** Start of ENTRIES PROVIDED **

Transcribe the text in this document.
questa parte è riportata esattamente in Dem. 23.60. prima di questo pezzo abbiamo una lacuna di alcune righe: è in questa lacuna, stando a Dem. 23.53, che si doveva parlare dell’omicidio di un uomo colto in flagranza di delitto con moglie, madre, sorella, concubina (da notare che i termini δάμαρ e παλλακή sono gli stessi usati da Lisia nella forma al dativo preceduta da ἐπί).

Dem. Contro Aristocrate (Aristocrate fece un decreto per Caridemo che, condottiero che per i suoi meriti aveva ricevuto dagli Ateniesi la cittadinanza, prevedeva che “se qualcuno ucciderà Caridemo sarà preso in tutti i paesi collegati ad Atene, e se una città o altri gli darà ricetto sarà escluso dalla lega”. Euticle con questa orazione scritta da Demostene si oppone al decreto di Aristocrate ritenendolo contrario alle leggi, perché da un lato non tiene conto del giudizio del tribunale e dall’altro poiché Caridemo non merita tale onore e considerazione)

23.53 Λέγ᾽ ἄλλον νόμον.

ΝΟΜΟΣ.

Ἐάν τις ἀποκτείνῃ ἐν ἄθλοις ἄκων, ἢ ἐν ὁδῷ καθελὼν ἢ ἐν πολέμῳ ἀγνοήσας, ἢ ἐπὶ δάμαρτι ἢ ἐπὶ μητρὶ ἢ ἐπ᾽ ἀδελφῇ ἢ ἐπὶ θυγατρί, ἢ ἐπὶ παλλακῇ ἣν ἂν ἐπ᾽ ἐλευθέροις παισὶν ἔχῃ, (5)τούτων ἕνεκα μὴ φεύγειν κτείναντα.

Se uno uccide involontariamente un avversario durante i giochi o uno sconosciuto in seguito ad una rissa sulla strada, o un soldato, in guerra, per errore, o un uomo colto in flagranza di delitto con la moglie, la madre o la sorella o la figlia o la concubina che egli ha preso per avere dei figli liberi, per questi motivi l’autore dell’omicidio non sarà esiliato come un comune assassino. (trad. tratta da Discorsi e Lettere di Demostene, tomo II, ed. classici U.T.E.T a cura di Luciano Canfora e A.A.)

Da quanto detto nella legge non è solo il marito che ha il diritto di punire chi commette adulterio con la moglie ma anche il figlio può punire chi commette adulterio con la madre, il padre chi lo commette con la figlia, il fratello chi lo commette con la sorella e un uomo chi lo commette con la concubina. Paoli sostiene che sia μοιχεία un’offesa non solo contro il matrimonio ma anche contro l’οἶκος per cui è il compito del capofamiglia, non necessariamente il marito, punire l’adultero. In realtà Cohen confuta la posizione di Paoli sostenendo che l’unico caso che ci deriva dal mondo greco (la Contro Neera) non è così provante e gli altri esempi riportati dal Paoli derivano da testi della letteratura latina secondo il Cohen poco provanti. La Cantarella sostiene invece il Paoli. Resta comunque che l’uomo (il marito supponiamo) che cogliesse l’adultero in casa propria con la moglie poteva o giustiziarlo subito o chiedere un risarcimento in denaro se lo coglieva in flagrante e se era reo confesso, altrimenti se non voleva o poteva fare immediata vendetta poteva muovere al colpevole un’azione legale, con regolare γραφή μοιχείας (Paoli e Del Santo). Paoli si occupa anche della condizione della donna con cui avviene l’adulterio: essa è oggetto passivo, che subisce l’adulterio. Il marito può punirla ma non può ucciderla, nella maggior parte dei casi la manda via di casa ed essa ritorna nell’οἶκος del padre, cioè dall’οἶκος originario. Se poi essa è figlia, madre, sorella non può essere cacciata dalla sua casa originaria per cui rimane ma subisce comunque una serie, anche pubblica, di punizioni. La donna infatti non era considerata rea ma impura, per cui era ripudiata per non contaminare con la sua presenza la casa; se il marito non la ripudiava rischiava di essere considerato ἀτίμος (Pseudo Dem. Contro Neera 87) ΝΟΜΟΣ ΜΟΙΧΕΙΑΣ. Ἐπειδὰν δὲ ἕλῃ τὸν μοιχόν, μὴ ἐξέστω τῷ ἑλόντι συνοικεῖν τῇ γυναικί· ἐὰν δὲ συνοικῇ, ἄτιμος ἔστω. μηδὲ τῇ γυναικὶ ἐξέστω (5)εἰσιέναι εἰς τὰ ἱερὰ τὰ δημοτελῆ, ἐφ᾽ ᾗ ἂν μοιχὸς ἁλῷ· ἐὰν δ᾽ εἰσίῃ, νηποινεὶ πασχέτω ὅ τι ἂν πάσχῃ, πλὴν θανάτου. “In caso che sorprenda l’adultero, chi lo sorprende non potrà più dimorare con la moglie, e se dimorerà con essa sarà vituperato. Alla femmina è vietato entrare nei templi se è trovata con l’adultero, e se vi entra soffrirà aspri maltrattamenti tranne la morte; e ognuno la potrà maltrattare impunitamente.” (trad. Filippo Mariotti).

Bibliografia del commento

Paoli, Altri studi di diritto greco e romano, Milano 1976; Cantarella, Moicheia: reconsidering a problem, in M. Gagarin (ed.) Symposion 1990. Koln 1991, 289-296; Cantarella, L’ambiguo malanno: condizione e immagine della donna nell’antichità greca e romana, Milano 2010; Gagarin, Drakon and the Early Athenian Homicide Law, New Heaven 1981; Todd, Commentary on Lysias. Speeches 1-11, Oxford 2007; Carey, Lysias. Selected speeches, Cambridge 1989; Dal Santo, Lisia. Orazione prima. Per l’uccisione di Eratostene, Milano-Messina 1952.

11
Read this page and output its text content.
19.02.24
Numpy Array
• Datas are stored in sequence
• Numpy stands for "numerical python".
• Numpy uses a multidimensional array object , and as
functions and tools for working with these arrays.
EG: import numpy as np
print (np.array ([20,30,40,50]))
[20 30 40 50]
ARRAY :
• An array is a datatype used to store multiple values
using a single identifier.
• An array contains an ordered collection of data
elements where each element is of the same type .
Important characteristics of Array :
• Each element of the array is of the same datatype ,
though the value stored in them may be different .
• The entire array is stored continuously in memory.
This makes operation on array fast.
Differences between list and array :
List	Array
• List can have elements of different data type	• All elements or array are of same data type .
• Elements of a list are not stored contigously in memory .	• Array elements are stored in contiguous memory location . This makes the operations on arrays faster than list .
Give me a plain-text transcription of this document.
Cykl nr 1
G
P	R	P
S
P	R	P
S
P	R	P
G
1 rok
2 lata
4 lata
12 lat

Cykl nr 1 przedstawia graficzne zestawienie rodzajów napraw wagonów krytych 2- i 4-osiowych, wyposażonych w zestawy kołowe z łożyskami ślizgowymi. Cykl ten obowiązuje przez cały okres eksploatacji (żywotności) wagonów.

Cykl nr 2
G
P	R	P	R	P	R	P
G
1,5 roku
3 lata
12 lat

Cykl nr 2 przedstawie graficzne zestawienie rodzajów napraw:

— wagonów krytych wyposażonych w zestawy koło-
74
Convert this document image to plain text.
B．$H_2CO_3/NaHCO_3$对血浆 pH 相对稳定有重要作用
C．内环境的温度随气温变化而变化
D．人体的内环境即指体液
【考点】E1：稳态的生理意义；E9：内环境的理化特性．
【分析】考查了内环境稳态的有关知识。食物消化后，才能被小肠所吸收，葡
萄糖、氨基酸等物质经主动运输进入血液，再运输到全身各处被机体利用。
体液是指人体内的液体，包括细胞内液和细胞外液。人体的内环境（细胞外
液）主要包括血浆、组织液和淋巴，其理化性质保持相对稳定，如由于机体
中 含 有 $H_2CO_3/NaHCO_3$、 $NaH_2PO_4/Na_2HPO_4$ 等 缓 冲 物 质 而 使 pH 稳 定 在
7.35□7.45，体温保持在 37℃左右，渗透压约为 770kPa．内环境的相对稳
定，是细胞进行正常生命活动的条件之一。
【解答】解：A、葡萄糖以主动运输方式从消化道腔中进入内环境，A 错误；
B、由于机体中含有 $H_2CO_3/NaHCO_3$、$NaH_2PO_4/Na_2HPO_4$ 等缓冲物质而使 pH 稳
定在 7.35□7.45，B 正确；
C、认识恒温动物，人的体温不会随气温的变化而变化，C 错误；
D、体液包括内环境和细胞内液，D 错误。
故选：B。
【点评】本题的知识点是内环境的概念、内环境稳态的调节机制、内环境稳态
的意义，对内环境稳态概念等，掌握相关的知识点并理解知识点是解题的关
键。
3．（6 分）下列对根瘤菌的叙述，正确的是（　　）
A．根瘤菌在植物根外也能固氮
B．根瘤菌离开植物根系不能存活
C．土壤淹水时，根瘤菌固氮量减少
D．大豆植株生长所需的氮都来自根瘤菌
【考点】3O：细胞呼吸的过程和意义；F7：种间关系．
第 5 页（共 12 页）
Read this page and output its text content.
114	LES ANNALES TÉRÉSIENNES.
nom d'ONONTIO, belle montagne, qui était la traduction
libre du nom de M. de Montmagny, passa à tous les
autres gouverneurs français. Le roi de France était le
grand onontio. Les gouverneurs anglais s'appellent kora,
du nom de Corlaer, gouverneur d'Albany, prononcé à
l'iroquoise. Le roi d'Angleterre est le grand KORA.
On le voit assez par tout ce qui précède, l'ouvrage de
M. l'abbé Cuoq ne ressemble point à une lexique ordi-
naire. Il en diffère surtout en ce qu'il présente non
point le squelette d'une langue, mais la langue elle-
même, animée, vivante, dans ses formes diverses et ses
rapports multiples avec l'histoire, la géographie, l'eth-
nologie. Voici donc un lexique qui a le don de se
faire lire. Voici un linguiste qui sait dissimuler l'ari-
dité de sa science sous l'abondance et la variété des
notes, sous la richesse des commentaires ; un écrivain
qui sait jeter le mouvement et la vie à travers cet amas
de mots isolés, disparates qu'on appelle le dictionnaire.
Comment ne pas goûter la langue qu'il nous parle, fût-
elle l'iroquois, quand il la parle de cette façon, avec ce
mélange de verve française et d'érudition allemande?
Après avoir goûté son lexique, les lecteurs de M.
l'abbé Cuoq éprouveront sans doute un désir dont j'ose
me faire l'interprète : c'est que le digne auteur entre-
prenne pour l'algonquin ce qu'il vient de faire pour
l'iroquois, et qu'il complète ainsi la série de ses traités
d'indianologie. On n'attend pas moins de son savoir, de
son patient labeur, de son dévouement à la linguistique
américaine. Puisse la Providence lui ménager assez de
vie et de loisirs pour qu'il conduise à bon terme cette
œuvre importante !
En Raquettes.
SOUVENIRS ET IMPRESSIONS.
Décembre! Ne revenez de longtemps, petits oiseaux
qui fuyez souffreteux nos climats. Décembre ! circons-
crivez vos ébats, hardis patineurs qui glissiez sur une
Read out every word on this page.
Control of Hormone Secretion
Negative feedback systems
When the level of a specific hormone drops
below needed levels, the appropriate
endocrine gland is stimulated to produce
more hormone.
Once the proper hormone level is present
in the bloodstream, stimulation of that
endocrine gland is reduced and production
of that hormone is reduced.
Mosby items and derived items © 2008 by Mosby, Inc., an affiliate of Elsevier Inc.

** End of ENTRIES PROVIDED **

# [WHAT TO WORK ON]
Find the word "reduced" in the data and copy out each line where it turns up.

# [RESULT FOR THIS TASK]
endocrine gland is reduced and production
of that hormone is reduced.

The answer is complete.